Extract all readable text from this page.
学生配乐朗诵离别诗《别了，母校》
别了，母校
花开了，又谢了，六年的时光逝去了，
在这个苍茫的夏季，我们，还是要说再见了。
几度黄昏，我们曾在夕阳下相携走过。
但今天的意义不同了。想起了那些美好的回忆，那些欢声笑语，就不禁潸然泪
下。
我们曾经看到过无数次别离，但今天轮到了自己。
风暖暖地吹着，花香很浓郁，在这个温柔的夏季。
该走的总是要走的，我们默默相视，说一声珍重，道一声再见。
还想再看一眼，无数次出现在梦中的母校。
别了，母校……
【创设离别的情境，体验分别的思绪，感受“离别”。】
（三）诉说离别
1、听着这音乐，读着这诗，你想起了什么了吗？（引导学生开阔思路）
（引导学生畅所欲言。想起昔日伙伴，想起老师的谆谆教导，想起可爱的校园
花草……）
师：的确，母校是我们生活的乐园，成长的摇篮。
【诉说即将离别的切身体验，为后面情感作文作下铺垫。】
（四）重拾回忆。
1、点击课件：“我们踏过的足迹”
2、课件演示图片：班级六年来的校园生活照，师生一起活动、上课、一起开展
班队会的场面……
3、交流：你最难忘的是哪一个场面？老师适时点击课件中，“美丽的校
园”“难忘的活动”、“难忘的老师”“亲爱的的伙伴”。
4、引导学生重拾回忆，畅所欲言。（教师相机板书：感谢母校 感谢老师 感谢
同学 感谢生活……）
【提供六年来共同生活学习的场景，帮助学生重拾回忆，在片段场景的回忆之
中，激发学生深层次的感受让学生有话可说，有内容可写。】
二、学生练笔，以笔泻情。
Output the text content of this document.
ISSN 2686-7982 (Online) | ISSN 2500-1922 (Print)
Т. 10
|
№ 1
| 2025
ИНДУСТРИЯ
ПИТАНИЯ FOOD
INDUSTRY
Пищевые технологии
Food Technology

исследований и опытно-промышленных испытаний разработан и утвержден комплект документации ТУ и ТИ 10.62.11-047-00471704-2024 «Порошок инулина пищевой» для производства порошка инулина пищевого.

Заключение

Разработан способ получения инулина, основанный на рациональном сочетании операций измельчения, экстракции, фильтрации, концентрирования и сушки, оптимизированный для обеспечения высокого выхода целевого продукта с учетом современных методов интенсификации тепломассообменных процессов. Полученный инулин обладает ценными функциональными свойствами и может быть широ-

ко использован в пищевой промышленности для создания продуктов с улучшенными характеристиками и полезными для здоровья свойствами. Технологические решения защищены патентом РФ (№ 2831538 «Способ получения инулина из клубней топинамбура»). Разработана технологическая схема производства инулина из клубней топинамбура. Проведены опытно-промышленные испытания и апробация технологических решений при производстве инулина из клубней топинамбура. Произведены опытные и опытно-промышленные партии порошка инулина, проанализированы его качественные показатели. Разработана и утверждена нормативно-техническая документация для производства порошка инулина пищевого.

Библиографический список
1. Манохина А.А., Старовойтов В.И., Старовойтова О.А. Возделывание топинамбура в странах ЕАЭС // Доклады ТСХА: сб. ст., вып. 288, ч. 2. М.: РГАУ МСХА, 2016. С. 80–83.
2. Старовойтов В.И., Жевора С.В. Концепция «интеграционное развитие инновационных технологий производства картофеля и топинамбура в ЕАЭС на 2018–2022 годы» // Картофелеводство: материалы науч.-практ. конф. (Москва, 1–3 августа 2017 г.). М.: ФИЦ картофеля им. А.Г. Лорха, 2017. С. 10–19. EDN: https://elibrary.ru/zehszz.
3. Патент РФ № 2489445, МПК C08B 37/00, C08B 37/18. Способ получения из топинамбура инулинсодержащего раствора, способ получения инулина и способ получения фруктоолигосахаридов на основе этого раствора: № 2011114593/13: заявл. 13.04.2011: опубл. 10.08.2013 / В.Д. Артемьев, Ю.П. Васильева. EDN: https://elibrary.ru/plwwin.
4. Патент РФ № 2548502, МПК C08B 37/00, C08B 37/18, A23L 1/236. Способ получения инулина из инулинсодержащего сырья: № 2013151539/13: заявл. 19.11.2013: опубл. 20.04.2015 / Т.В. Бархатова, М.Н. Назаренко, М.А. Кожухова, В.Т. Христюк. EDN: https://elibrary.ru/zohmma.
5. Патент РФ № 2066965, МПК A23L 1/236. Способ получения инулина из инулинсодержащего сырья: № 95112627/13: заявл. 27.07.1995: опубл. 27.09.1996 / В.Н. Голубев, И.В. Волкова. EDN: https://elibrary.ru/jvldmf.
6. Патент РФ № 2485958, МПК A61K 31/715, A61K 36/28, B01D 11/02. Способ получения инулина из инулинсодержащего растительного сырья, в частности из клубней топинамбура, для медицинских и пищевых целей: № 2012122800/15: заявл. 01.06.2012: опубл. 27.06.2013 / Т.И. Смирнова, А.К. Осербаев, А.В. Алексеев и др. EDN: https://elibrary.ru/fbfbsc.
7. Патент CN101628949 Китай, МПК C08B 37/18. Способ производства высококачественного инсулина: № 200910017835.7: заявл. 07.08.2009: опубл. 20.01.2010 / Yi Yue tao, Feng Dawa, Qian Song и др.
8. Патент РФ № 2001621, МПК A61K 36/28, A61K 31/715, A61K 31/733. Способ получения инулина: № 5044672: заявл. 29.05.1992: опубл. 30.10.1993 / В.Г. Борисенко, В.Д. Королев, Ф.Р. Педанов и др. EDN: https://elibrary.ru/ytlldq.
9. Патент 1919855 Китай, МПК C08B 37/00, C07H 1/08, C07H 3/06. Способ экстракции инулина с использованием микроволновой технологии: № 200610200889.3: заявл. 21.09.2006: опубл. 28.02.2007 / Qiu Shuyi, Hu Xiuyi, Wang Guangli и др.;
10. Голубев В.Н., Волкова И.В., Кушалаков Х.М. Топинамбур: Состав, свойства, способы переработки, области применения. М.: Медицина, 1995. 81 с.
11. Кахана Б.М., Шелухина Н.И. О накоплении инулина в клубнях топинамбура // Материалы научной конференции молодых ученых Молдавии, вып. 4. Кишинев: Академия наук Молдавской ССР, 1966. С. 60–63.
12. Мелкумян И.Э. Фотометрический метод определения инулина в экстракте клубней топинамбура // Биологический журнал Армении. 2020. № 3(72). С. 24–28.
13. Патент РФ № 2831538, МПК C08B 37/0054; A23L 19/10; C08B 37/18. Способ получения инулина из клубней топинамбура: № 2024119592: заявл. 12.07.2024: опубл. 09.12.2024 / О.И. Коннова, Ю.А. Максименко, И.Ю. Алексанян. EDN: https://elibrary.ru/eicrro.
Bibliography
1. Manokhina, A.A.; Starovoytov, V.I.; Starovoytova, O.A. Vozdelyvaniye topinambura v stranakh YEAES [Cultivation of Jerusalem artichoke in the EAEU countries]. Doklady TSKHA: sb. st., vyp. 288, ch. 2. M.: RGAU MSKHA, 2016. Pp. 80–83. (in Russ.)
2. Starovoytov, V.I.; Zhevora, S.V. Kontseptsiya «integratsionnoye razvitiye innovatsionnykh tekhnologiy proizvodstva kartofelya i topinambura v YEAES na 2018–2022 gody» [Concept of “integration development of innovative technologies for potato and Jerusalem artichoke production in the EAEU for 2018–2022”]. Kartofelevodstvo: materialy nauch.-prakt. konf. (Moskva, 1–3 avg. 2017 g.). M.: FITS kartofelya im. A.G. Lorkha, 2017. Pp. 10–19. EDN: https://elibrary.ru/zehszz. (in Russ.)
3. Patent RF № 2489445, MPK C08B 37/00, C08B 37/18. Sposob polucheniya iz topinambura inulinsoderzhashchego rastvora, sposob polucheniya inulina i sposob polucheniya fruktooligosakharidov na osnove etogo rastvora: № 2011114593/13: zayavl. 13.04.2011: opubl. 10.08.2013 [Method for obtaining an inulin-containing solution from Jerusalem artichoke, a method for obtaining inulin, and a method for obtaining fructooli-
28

+ + + +

*Exercise description*. Only the number is needed here: how many lines of the records contain "технологии"?

*Full response*. 2